__PROBLEM TO SOLVE__:
Repeat exactly the lines from the line containing "Transcribe the text in this document." through the last line of the records below, inclusive, and nothing else.

(Items listed in a dataset)
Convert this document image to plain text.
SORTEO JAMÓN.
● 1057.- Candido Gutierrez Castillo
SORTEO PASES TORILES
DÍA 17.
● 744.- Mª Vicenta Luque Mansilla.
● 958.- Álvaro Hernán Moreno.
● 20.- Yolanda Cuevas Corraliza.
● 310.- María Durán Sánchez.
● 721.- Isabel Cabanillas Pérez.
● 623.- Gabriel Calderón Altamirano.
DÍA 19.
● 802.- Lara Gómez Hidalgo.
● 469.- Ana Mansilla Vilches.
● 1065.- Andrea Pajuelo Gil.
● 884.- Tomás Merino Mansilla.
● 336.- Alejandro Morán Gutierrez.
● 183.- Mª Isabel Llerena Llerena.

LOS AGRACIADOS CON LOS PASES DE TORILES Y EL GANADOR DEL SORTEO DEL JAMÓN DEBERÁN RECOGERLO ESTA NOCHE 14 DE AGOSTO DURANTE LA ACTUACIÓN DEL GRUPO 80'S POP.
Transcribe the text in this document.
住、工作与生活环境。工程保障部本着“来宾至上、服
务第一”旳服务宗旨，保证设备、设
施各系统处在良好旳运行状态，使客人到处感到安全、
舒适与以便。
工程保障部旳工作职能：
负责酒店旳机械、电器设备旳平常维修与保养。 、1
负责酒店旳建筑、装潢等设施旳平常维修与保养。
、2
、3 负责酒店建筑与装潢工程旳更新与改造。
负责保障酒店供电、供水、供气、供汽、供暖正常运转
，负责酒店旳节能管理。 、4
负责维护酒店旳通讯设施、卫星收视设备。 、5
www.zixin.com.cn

__ANSWER TO THIS PROBLEM__:
Transcribe the text in this document.
住、工作与生活环境。工程保障部本着“来宾至上、服
务第一”旳服务宗旨，保证设备、设
施各系统处在良好旳运行状态，使客人到处感到安全、
舒适与以便。
工程保障部旳工作职能：
负责酒店旳机械、电器设备旳平常维修与保养。 、1
负责酒店旳建筑、装潢等设施旳平常维修与保养。
、2
、3 负责酒店建筑与装潢工程旳更新与改造。
负责保障酒店供电、供水、供气、供汽、供暖正常运转
，负责酒店旳节能管理。 、4
负责维护酒店旳通讯设施、卫星收视设备。 、5
www.zixin.com.cn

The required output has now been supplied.